DATA SECTION
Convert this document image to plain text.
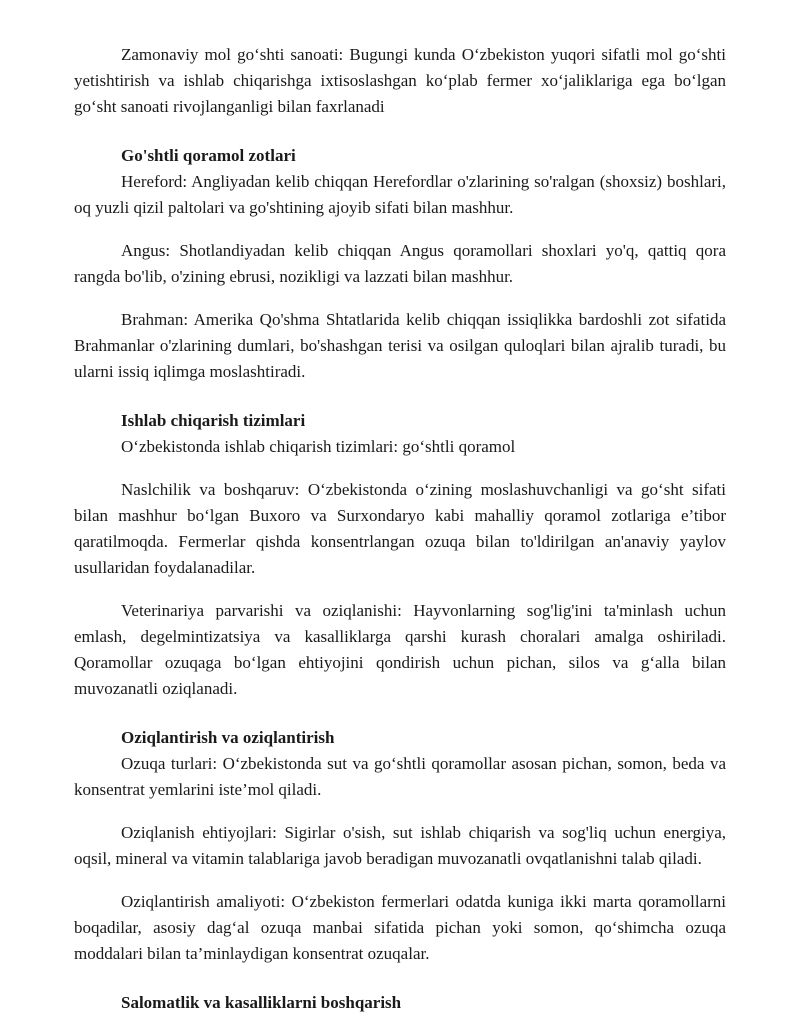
Zamonaviy mol go‘shti sanoati: Bugungi kunda O‘zbekiston yuqori sifatli mol go‘shti yetishtirish va ishlab chiqarishga ixtisoslashgan ko‘plab fermer xo‘jaliklariga ega bo‘lgan go‘sht sanoati rivojlanganligi bilan faxrlanadi

Go'shtli qoramol zotlari

Hereford: Angliyadan kelib chiqqan Herefordlar o'zlarining so'ralgan (shoxsiz) boshlari, oq yuzli qizil paltolari va go'shtining ajoyib sifati bilan mashhur.

Angus: Shotlandiyadan kelib chiqqan Angus qoramollari shoxlari yo'q, qattiq qora rangda bo'lib, o'zining ebrusi, nozikligi va lazzati bilan mashhur.

Brahman: Amerika Qo'shma Shtatlarida kelib chiqqan issiqlikka bardoshli zot sifatida Brahmanlar o'zlarining dumlari, bo'shashgan terisi va osilgan quloqlari bilan ajralib turadi, bu ularni issiq iqlimga moslashtiradi.

Ishlab chiqarish tizimlari

O‘zbekistonda ishlab chiqarish tizimlari: go‘shtli qoramol

Naslchilik va boshqaruv: O‘zbekistonda o‘zining moslashuvchanligi va go‘sht sifati bilan mashhur bo‘lgan Buxoro va Surxondaryo kabi mahalliy qoramol zotlariga e’tibor qaratilmoqda. Fermerlar qishda konsentrlangan ozuqa bilan to'ldirilgan an'anaviy yaylov usullaridan foydalanadilar.

Veterinariya parvarishi va oziqlanishi: Hayvonlarning sog'lig'ini ta'minlash uchun emlash, degelmintizatsiya va kasalliklarga qarshi kurash choralari amalga oshiriladi. Qoramollar ozuqaga bo‘lgan ehtiyojini qondirish uchun pichan, silos va g‘alla bilan muvozanatli oziqlanadi.

Oziqlantirish va oziqlantirish

Ozuqa turlari: O‘zbekistonda sut va go‘shtli qoramollar asosan pichan, somon, beda va konsentrat yemlarini iste’mol qiladi.

Oziqlanish ehtiyojlari: Sigirlar o'sish, sut ishlab chiqarish va sog'liq uchun energiya, oqsil, mineral va vitamin talablariga javob beradigan muvozanatli ovqatlanishni talab qiladi.

Oziqlantirish amaliyoti: O‘zbekiston fermerlari odatda kuniga ikki marta qoramollarni boqadilar, asosiy dag‘al ozuqa manbai sifatida pichan yoki somon, qo‘shimcha ozuqa moddalari bilan ta’minlaydigan konsentrat ozuqalar.

Salomatlik va kasalliklarni boshqarish
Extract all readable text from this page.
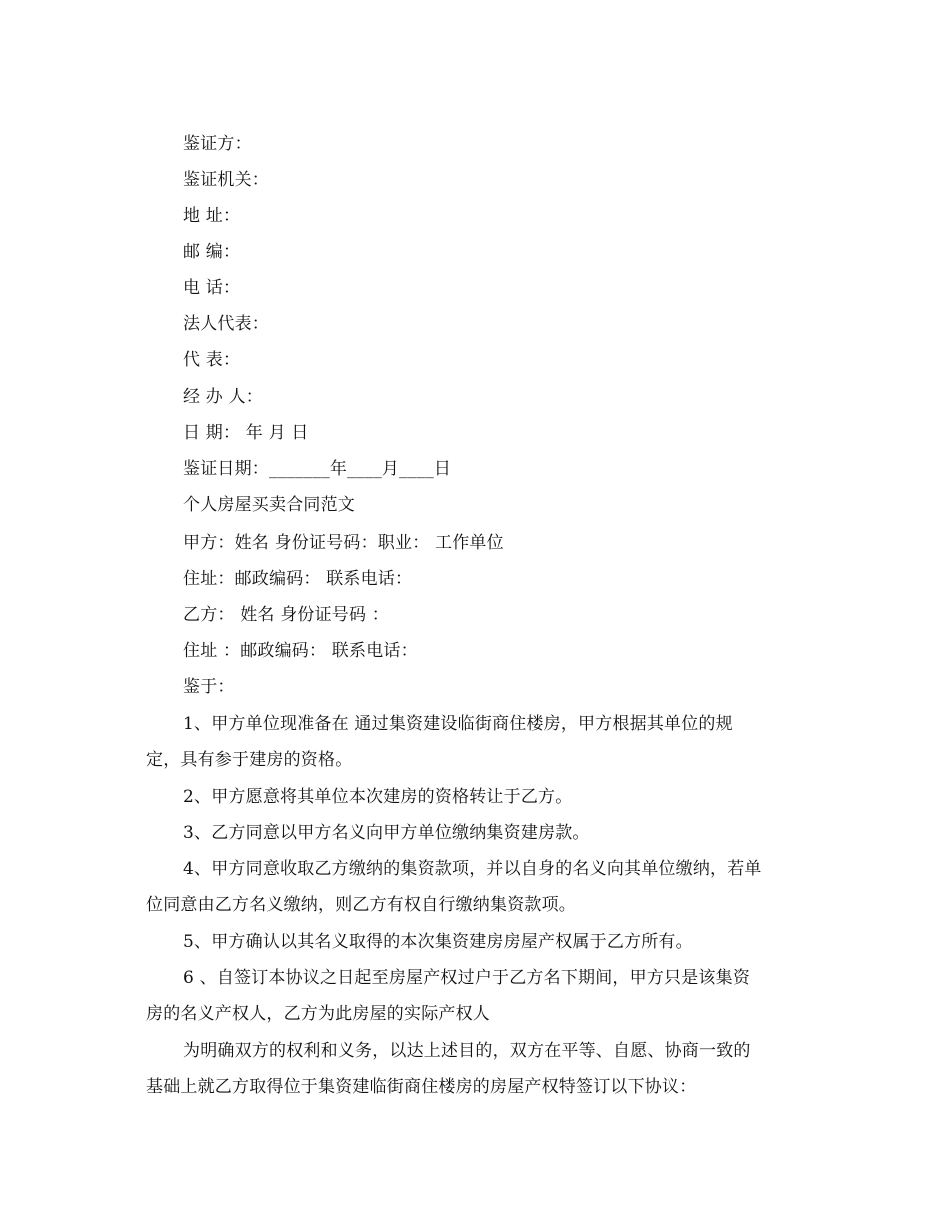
鉴证方：
鉴证机关：
地 址：
邮 编：
电 话：
法人代表：
代 表：
经 办 人：
日 期： 年 月 日
鉴证日期：_______年____月____日
个人房屋买卖合同范文
甲方：姓名 身份证号码：职业： 工作单位
住址：邮政编码： 联系电话：
乙方： 姓名 身份证号码 ：
住址 ：邮政编码： 联系电话：
鉴于：
1、甲方单位现准备在 通过集资建设临街商住楼房，甲方根据其单位的规
定，具有参于建房的资格。
2、甲方愿意将其单位本次建房的资格转让于乙方。
3、乙方同意以甲方名义向甲方单位缴纳集资建房款。
4、甲方同意收取乙方缴纳的集资款项，并以自身的名义向其单位缴纳，若单
位同意由乙方名义缴纳，则乙方有权自行缴纳集资款项。
5、甲方确认以其名义取得的本次集资建房房屋产权属于乙方所有。
6 、自签订本协议之日起至房屋产权过户于乙方名下期间，甲方只是该集资
房的名义产权人，乙方为此房屋的实际产权人
为明确双方的权利和义务，以达上述目的，双方在平等、自愿、协商一致的
基础上就乙方取得位于集资建临街商住楼房的房屋产权特签订以下协议：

REQUIREMENT
From the line with "Extract all readable text from this page." down to the end of the entries, retype each line exactly as written, but drop the pictures.

RESPONSE TO THIS TASK
Extract all readable text from this page.
鉴证方：
鉴证机关：
地 址：
邮 编：
电 话：
法人代表：
代 表：
经 办 人：
日 期： 年 月 日
鉴证日期：_______年____月____日
个人房屋买卖合同范文
甲方：姓名 身份证号码：职业： 工作单位
住址：邮政编码： 联系电话：
乙方： 姓名 身份证号码 ：
住址 ：邮政编码： 联系电话：
鉴于：
1、甲方单位现准备在 通过集资建设临街商住楼房，甲方根据其单位的规
定，具有参于建房的资格。
2、甲方愿意将其单位本次建房的资格转让于乙方。
3、乙方同意以甲方名义向甲方单位缴纳集资建房款。
4、甲方同意收取乙方缴纳的集资款项，并以自身的名义向其单位缴纳，若单
位同意由乙方名义缴纳，则乙方有权自行缴纳集资款项。
5、甲方确认以其名义取得的本次集资建房房屋产权属于乙方所有。
6 、自签订本协议之日起至房屋产权过户于乙方名下期间，甲方只是该集资
房的名义产权人，乙方为此房屋的实际产权人
为明确双方的权利和义务，以达上述目的，双方在平等、自愿、协商一致的
基础上就乙方取得位于集资建临街商住楼房的房屋产权特签订以下协议：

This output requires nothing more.